::: TEXTE À LIRE :::

L’amitié comme harmonie des contraires

   Simone Weil définit l’amitié comme « une harmonie surnaturelle, une union des contraires », laquelle n’est pas plus fondée sur le seul bien que sur la seule nécessité.

   Le surnaturel est ce qui déroge aux lois de la nature, lois connues scientifiquement qui expriment la régularité d’un phénomène. Ce qui est naturel, selon Simone Weil, c’est une certaine anthropologie, anthropologie en vertu de laquelle, comme nous le disions précédemment, nous ne pouvons vouloir notre bien en même temps que celui d’autrui. Nous vivons au détriment d’autrui. Comme l’a bien montré Nietzsche, l’essence de la vie, c’est la destruction. La fin de la destruction est la conservation physique de l’individu.

   L’amitié instaure une rupture par rapport à cette loi du vivant. C’est la raison pour laquelle Simone Weil n’hésite pas à la considérer comme un miracle, ce qui veut dire qu’elle est entre les mains de Dieu. Le miracle est l’exception, le bien se substituant soudainement au mal, l’impossible devenant possible, l’objet de foi. Objet de foi car, pour le dire avec Kant, l’amitié est comme ce cygne noir dont on entend souvent parler mais que l’on n’a encore jamais vu. A fortiori, ce qui est miraculeux est rare.

   Si nous avons vu ce que l’auteur entend par harmonie, il nous reste néanmoins à expliquer ce qu’elle entend par « harmonie » et par « union des contraires ». Simone Weil emprunte l’idée d’harmonie aux pythagoriciens pour lesquels tout est nombre. Avant elle, Aristote lui-même reprend aux pythagoriciens la thèse selon laquelle l’amitié est une égalité entre gens de biens. Aristote remarque que l’égalité est si importante dans l’amitié que nous ne pouvons en réalité pas raisonnablement vouloir le plus grand bien à notre ami – vouloir qu’il soit un dieu par exemple, ou vouloir qu’il acquière une immense fortune. Ce serait creuser l’écart de sa condition avec la nôtre, donc le perdre. Nous ne pouvons être amis avec Dieu car sa condition est sans commune mesure avec la nôtre.

::: DONNÉES DE L'EXERCICE :::

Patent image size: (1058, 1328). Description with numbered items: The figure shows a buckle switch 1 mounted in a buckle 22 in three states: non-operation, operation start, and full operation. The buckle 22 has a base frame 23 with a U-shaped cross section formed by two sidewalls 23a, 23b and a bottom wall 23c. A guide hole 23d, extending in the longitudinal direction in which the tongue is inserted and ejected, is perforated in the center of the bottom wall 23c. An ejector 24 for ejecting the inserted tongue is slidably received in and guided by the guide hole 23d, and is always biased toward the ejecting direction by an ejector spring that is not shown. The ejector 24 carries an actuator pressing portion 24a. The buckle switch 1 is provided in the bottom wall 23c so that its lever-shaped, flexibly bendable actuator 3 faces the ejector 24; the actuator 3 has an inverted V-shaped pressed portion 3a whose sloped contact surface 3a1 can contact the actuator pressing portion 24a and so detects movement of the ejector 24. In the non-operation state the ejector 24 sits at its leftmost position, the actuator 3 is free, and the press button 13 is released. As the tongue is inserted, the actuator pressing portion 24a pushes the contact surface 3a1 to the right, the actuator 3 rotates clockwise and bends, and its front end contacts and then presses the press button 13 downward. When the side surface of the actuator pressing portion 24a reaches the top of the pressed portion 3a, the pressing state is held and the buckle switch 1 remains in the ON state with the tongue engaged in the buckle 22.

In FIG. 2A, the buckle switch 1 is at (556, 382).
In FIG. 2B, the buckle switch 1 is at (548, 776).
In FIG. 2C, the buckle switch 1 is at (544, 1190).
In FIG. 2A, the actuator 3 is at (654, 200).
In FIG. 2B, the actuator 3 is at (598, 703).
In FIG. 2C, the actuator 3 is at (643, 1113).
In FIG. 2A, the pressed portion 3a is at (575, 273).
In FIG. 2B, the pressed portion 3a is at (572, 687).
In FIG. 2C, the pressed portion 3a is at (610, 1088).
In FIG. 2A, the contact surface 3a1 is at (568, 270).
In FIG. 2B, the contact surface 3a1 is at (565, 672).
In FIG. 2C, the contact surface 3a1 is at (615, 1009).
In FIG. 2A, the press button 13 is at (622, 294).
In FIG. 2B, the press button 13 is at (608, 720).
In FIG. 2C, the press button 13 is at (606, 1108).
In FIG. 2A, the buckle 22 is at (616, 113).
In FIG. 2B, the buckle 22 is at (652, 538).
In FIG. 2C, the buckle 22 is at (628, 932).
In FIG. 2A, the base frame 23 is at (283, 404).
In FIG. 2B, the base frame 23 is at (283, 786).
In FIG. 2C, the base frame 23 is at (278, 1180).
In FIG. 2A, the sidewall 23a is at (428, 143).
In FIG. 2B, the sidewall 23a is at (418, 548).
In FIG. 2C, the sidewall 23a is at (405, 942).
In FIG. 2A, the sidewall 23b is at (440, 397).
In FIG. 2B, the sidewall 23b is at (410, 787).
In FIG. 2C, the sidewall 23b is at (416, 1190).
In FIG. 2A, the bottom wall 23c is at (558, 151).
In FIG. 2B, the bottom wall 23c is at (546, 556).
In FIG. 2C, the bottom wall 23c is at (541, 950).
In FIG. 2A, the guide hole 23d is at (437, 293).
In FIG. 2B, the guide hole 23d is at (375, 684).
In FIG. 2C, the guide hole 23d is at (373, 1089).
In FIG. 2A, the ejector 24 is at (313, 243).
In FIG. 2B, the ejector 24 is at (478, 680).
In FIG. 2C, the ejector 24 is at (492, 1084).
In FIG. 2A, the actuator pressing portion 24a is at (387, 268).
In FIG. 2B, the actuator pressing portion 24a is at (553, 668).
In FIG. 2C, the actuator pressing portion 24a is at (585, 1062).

:::

» CONSIGNES:
[a] Répondez aux questions suivantes à partir du texte sur l'amitié :
(i) Par quelle formule Simone Weil définit-elle l'amitié ?
(ii) Selon Nietzsche, tel que le texte le cite, quelle est l'essence de la vie ?
(iii) À qui Simone Weil emprunte-t-elle l'idée d'harmonie ?
[b] Recopiez à l'identique les lignes des enregistrements, depuis leur début jusqu'à la ligne contenant « In FIG. 2B, the buckle switch », celle-ci comprise.

» RÉPONSES ATTENDUES:
[a]
(i) « une harmonie surnaturelle, une union des contraires »
(ii) La destruction.
(iii) Aux pythagoriciens.

[b]
Patent image size: (1058, 1328). Description with numbered items: The figure shows a buckle switch 1 mounted in a buckle 22 in three states: non-operation, operation start, and full operation. The buckle 22 has a base frame 23 with a U-shaped cross section formed by two sidewalls 23a, 23b and a bottom wall 23c. A guide hole 23d, extending in the longitudinal direction in which the tongue is inserted and ejected, is perforated in the center of the bottom wall 23c. An ejector 24 for ejecting the inserted tongue is slidably received in and guided by the guide hole 23d, and is always biased toward the ejecting direction by an ejector spring that is not shown. The ejector 24 carries an actuator pressing portion 24a. The buckle switch 1 is provided in the bottom wall 23c so that its lever-shaped, flexibly bendable actuator 3 faces the ejector 24; the actuator 3 has an inverted V-shaped pressed portion 3a whose sloped contact surface 3a1 can contact the actuator pressing portion 24a and so detects movement of the ejector 24. In the non-operation state the ejector 24 sits at its leftmost position, the actuator 3 is free, and the press button 13 is released. As the tongue is inserted, the actuator pressing portion 24a pushes the contact surface 3a1 to the right, the actuator 3 rotates clockwise and bends, and its front end contacts and then presses the press button 13 downward. When the side surface of the actuator pressing portion 24a reaches the top of the pressed portion 3a, the pressing state is held and the buckle switch 1 remains in the ON state with the tongue engaged in the buckle 22.

In FIG. 2A, the buckle switch 1 is at (556, 382).
In FIG. 2B, the buckle switch 1 is at (548, 776).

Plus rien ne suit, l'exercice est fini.